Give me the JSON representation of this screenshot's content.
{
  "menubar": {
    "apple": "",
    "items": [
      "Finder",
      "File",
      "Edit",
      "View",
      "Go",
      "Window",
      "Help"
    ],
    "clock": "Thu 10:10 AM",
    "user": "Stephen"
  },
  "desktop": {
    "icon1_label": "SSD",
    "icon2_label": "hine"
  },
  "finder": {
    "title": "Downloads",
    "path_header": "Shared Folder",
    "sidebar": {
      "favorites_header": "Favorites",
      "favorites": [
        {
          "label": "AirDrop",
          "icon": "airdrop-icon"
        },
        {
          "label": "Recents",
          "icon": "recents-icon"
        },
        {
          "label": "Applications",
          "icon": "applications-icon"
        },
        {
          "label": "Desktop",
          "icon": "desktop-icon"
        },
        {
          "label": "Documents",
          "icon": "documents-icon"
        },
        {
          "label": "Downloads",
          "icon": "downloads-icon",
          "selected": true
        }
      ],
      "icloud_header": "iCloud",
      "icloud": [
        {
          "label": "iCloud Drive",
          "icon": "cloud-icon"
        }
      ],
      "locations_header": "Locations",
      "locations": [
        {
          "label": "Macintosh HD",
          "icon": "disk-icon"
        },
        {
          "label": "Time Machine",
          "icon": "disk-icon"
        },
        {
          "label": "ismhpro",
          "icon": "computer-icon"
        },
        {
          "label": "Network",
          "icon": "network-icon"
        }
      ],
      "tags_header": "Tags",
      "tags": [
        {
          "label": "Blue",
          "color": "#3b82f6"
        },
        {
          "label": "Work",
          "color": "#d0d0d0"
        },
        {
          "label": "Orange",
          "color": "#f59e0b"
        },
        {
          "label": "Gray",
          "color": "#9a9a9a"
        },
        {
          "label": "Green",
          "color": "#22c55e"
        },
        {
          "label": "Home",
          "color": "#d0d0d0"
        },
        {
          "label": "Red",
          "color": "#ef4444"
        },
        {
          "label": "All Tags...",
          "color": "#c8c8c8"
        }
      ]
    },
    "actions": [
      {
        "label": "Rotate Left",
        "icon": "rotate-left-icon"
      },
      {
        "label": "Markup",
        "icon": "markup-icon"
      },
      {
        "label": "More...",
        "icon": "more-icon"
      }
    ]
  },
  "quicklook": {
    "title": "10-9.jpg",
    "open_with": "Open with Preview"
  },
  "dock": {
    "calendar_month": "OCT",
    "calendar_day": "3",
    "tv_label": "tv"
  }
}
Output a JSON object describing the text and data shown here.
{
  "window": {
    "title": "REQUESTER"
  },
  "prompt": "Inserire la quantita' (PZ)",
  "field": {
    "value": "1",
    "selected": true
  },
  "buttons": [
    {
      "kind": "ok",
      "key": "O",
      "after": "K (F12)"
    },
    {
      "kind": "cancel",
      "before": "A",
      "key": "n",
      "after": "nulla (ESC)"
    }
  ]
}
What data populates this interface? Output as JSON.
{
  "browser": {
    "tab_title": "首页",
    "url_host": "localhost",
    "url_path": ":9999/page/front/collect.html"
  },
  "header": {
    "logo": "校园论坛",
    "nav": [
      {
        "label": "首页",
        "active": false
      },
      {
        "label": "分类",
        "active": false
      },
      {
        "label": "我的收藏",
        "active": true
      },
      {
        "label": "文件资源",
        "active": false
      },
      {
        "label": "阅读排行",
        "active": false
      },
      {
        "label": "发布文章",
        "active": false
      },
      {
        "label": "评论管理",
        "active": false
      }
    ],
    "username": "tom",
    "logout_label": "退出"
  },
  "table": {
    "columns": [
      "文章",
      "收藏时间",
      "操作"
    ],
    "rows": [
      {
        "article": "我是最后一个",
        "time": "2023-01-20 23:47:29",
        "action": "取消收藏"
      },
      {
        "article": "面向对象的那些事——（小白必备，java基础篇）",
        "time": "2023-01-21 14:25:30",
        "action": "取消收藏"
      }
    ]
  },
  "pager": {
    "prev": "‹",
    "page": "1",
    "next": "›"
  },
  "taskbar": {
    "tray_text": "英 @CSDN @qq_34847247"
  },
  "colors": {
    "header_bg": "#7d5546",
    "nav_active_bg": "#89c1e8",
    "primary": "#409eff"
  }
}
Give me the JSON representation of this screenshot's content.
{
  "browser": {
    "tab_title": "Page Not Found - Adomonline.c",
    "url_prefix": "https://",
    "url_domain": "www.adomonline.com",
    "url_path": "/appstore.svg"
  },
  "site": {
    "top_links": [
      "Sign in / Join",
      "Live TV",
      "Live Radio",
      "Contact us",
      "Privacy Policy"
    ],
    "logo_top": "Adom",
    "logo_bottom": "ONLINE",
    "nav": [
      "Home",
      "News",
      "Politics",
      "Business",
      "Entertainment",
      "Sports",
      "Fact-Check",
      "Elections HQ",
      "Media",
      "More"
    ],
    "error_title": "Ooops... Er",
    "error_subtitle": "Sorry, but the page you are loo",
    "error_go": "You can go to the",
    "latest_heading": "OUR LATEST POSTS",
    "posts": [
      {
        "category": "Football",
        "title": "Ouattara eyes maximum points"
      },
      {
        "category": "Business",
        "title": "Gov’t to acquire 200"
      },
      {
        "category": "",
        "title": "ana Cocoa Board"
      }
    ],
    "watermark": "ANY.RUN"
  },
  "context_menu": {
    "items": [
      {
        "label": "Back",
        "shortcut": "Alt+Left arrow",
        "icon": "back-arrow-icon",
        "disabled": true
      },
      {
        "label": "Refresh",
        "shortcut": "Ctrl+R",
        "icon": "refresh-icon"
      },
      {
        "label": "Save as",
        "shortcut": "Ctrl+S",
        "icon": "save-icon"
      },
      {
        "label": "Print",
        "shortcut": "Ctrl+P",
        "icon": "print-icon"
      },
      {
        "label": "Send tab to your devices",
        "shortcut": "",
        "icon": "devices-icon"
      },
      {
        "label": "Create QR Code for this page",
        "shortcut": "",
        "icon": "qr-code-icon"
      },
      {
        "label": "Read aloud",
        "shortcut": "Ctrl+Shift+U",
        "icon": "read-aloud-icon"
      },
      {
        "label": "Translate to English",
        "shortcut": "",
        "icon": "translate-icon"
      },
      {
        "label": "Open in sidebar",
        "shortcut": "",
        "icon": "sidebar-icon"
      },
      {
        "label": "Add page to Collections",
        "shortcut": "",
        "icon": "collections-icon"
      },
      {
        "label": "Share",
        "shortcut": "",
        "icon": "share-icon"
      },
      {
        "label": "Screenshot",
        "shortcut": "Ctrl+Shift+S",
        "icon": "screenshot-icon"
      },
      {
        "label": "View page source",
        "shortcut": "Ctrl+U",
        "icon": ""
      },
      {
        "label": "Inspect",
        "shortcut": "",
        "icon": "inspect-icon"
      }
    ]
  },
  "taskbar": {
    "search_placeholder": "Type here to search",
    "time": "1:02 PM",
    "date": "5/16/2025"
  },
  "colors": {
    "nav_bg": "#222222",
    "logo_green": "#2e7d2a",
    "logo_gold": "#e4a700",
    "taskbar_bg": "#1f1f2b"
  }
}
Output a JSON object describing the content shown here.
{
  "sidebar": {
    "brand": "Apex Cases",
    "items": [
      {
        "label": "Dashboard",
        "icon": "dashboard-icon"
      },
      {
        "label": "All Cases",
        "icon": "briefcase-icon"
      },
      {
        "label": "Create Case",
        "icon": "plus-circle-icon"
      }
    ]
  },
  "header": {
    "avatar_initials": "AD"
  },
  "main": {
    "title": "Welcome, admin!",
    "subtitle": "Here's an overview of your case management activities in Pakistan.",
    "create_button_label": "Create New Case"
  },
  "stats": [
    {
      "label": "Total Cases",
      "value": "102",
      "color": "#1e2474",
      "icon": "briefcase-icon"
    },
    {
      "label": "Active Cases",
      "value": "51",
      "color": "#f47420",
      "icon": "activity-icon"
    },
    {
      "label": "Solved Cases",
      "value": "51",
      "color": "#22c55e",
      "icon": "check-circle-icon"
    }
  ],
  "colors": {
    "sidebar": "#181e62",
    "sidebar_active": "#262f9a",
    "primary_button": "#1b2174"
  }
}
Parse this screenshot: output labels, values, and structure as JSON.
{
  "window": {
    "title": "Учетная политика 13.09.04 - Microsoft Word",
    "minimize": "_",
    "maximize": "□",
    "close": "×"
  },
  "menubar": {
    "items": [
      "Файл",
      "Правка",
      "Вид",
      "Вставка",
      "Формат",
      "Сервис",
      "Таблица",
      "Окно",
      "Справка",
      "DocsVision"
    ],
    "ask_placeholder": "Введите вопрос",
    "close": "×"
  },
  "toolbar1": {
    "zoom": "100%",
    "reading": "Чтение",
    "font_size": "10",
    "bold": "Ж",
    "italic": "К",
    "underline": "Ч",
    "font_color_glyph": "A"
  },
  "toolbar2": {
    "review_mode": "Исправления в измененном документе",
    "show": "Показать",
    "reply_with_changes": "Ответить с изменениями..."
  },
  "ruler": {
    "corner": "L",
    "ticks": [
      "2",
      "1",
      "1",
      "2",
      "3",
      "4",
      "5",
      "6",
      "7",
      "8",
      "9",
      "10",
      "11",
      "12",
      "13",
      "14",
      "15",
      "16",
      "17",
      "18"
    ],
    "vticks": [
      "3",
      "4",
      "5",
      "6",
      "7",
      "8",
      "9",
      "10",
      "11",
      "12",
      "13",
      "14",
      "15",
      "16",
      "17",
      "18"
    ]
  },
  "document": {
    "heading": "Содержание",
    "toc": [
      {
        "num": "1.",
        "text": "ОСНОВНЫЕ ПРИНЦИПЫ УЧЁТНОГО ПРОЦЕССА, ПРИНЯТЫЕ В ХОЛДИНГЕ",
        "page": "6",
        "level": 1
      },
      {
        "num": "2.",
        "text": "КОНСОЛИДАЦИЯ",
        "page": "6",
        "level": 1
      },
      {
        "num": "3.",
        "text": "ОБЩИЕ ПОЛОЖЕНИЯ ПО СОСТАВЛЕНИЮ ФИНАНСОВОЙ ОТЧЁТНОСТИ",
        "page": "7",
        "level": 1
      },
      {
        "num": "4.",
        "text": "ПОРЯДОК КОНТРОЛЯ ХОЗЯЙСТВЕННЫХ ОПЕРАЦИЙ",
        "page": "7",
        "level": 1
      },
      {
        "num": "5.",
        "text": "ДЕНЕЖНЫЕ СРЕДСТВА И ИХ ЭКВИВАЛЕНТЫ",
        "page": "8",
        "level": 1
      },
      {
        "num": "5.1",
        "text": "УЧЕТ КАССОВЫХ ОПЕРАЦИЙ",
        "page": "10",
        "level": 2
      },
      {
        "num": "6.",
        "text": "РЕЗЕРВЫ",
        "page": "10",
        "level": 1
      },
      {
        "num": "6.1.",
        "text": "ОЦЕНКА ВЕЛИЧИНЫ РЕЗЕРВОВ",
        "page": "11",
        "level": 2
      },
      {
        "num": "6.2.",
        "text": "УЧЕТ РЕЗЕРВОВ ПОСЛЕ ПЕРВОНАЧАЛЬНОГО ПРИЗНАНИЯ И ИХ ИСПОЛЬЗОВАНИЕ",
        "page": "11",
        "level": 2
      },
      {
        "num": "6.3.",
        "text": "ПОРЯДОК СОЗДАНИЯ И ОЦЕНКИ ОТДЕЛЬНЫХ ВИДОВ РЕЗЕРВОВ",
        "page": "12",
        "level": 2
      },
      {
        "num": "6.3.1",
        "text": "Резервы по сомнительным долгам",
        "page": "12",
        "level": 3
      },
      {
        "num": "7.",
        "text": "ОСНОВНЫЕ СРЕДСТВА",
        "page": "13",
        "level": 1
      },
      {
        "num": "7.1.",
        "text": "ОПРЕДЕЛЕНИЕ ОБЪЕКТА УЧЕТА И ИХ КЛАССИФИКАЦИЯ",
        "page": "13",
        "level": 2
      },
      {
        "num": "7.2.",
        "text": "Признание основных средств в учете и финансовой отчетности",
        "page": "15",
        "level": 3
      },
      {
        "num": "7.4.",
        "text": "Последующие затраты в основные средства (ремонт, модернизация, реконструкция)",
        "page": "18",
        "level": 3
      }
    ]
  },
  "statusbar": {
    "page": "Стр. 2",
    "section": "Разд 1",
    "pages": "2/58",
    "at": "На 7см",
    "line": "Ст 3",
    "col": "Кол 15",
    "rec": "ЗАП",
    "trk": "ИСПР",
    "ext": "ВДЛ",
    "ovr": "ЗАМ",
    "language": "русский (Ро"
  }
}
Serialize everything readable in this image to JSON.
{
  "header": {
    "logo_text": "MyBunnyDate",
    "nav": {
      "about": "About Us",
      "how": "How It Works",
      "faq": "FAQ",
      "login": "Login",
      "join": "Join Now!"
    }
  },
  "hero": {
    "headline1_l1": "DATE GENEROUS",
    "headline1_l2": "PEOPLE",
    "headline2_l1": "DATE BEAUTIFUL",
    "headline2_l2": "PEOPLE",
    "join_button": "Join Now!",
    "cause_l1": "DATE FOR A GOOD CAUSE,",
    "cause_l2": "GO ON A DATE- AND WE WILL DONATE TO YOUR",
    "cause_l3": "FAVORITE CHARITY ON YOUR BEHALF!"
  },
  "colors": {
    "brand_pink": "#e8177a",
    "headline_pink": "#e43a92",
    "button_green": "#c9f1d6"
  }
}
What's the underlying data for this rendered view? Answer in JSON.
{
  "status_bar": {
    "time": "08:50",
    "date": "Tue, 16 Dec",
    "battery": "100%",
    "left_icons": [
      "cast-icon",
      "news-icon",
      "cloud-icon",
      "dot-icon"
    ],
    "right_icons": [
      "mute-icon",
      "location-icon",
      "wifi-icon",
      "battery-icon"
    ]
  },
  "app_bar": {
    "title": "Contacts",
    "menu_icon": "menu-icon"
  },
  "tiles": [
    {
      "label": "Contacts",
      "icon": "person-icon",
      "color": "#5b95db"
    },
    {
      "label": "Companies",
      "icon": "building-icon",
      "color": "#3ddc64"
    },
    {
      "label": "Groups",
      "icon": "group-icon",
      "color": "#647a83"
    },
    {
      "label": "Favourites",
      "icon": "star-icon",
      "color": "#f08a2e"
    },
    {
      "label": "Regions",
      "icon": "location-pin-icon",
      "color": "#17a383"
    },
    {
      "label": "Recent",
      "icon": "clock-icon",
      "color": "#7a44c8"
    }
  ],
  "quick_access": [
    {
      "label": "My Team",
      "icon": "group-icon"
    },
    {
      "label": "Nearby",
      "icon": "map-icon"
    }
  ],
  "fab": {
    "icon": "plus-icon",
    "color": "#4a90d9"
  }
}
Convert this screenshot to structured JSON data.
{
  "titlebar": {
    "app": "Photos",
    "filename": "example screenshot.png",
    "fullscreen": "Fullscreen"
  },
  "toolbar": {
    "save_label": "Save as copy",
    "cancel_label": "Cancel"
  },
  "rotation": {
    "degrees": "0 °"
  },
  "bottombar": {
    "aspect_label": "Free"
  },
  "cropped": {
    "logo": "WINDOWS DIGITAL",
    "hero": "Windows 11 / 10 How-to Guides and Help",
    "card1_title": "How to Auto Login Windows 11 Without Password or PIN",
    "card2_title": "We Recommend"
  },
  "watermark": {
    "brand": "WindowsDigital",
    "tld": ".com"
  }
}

The exercise
Output the line holding "Convert this screenshot", then every later line through the end of the records above, exactly as given and nothing else.

Solved problem
Convert this screenshot to structured JSON data.
{
  "titlebar": {
    "app": "Photos",
    "filename": "example screenshot.png",
    "fullscreen": "Fullscreen"
  },
  "toolbar": {
    "save_label": "Save as copy",
    "cancel_label": "Cancel"
  },
  "rotation": {
    "degrees": "0 °"
  },
  "bottombar": {
    "aspect_label": "Free"
  },
  "cropped": {
    "logo": "WINDOWS DIGITAL",
    "hero": "Windows 11 / 10 How-to Guides and Help",
    "card1_title": "How to Auto Login Windows 11 Without Password or PIN",
    "card2_title": "We Recommend"
  },
  "watermark": {
    "brand": "WindowsDigital",
    "tld": ".com"
  }
}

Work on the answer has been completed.